#### MATERIAL SUPPLIED:
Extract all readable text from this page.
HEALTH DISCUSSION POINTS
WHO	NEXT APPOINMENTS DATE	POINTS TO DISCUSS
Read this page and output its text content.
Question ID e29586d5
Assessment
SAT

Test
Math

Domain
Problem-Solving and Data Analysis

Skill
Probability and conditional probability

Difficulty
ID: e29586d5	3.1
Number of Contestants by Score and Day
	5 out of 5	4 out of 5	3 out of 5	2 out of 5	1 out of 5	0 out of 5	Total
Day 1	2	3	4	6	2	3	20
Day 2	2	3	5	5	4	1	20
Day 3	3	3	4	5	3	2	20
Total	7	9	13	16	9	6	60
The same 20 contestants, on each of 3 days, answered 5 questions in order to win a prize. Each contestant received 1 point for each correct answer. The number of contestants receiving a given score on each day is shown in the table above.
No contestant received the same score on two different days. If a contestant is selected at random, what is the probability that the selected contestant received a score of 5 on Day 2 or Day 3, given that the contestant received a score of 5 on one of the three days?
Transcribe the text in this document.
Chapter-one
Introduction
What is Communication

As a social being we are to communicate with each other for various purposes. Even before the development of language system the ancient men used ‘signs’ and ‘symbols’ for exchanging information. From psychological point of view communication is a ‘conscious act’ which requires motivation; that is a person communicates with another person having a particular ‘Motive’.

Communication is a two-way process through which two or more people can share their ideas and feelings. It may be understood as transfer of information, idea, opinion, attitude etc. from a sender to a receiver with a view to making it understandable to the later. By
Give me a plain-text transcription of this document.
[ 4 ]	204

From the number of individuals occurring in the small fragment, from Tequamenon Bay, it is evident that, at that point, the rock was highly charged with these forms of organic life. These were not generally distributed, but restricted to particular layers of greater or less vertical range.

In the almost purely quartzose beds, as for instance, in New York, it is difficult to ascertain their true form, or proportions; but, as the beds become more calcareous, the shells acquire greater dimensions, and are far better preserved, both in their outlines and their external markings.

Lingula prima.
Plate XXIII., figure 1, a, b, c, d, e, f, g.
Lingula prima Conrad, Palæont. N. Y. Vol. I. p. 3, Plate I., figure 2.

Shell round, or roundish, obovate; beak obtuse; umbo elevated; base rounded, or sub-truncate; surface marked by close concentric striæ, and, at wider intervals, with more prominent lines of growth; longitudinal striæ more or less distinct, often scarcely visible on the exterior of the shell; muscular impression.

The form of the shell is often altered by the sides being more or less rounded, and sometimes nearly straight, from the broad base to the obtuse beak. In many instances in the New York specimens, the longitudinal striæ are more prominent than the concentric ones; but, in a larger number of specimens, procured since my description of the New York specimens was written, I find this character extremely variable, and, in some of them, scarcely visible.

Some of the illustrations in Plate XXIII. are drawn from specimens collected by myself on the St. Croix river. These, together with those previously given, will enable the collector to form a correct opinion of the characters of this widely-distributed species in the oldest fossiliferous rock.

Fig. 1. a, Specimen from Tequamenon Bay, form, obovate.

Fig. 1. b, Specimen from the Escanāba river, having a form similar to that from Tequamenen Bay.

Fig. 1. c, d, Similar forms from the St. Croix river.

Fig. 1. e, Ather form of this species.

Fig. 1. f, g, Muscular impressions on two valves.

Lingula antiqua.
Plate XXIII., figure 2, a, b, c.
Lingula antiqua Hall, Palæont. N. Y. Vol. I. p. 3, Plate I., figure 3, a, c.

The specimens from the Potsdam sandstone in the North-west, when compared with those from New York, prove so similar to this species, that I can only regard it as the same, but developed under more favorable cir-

#### WHAT IS BEING ASKED:
Tally the lines in the entries above that hold the word "Palæont". Reply with nothing but that count.

#### SOLUTION:
2